Requirement
From the entries below, copy every line holding the word "this".

Given data
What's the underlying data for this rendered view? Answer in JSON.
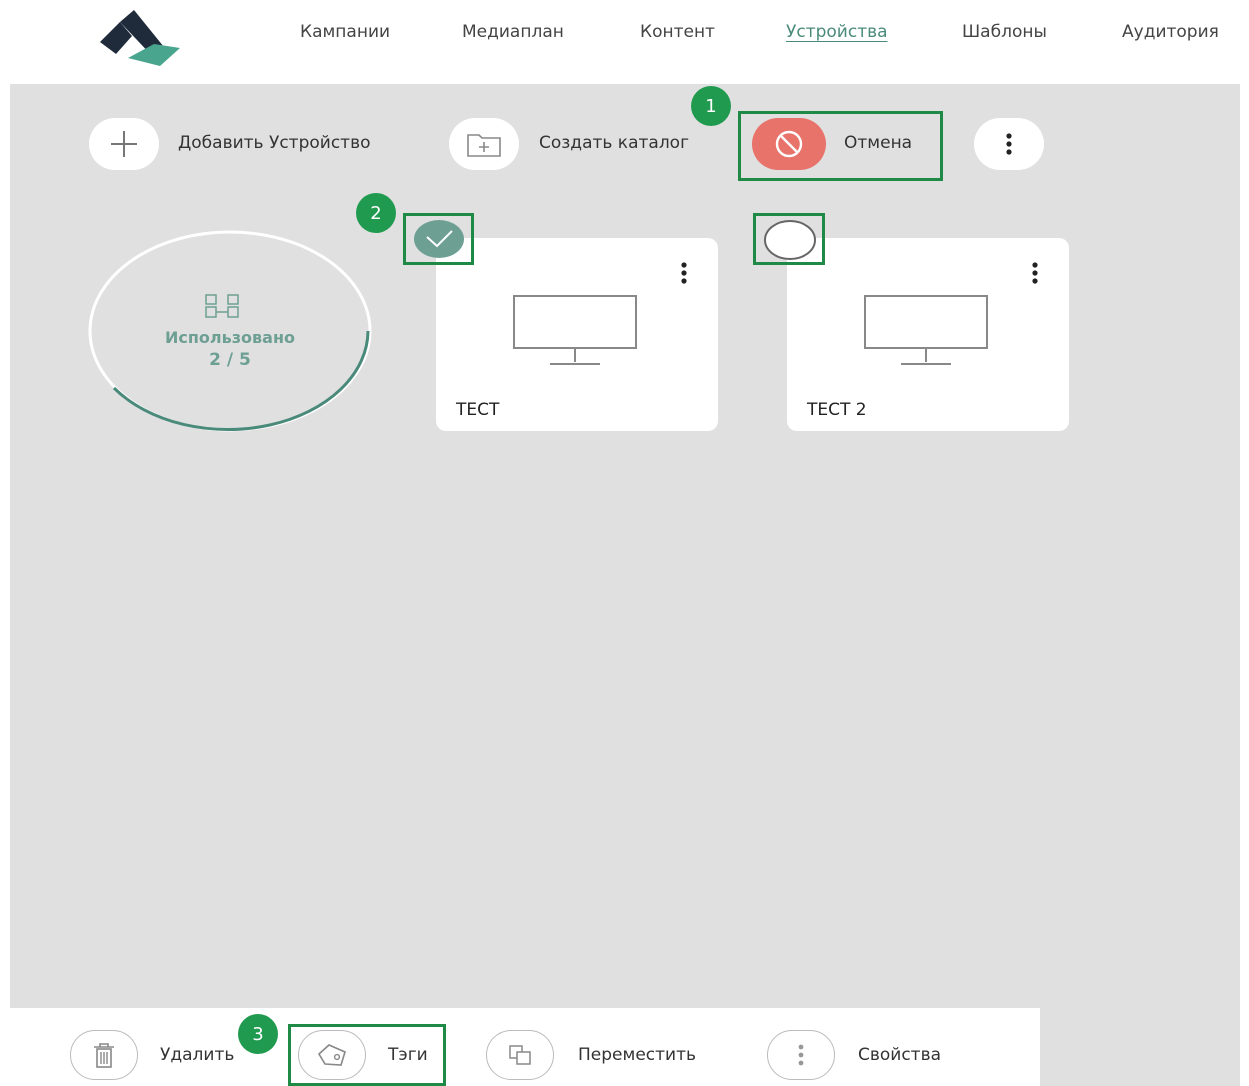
{
  "nav": {
    "items": [
      {
        "label": "Кампании"
      },
      {
        "label": "Медиаплан"
      },
      {
        "label": "Контент"
      },
      {
        "label": "Устройства"
      },
      {
        "label": "Шаблоны"
      },
      {
        "label": "Аудитория"
      }
    ],
    "active": "Устройства"
  },
  "toolbar": {
    "add_device_label": "Добавить Устройство",
    "create_folder_label": "Создать каталог",
    "cancel_label": "Отмена"
  },
  "usage": {
    "label": "Использовано",
    "value": "2 / 5"
  },
  "devices": [
    {
      "name": "ТЕСТ",
      "selected": true
    },
    {
      "name": "ТЕСТ 2",
      "selected": false
    }
  ],
  "actions": {
    "delete_label": "Удалить",
    "tags_label": "Тэги",
    "move_label": "Переместить",
    "properties_label": "Свойства"
  },
  "steps": [
    "1",
    "2",
    "3"
  ],
  "colors": {
    "accent": "#4a8a7a",
    "step_badge": "#1f9a4f",
    "highlight": "#1f8a45",
    "cancel": "#e8736b",
    "checkbox_checked": "#6d9f93",
    "background": "#e0e0e0"
  },
  "icons": [
    "logo",
    "plus-icon",
    "folder-plus-icon",
    "cancel-icon",
    "more-vertical-icon",
    "devices-icon",
    "monitor-icon",
    "check-icon",
    "trash-icon",
    "tag-icon",
    "move-icon",
    "properties-icon"
  ]
}
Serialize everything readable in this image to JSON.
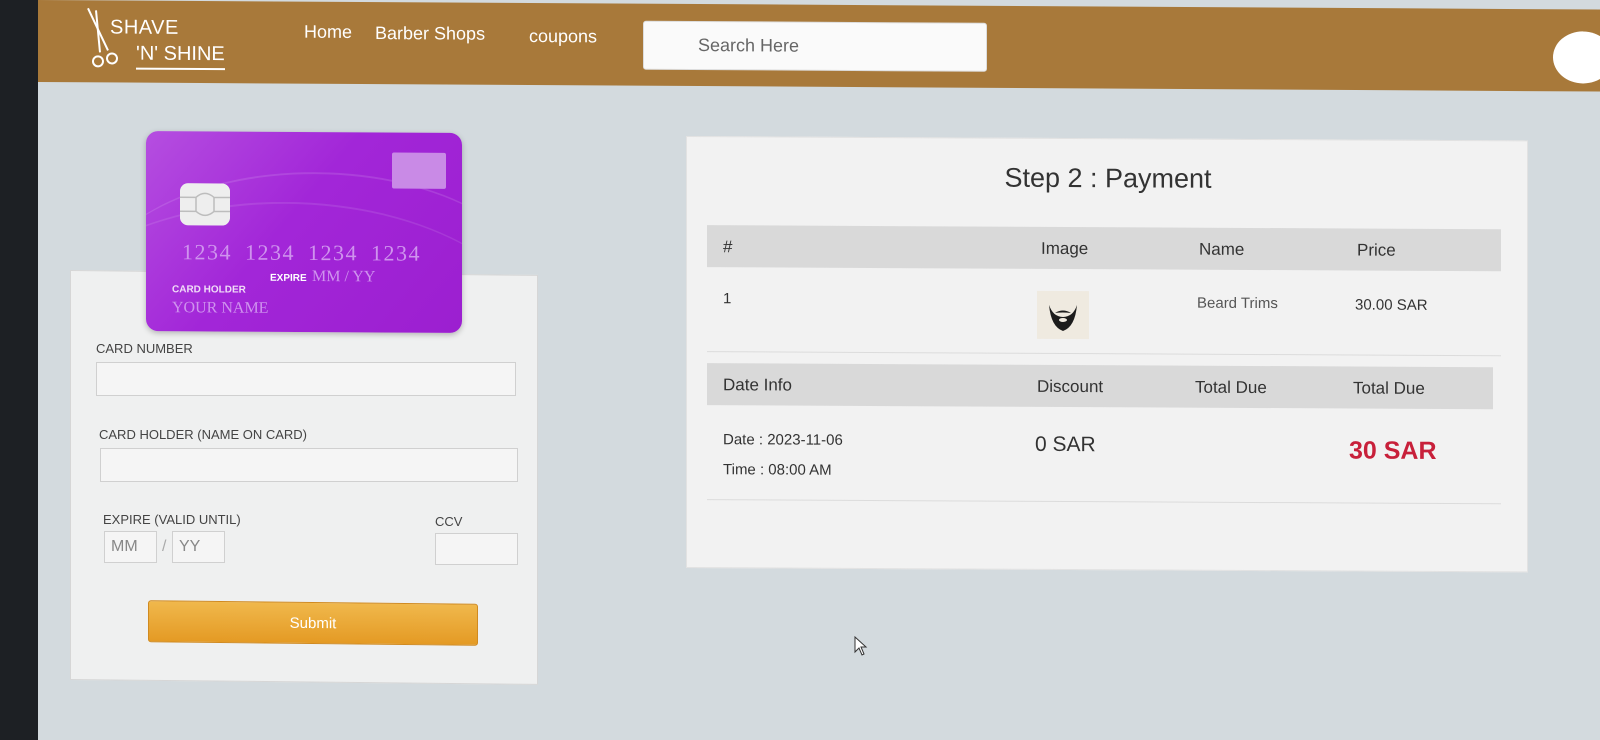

Written reply
What's the underlying data for this rendered view? Answer in JSON.
Serialize everything readable in this image to JSON.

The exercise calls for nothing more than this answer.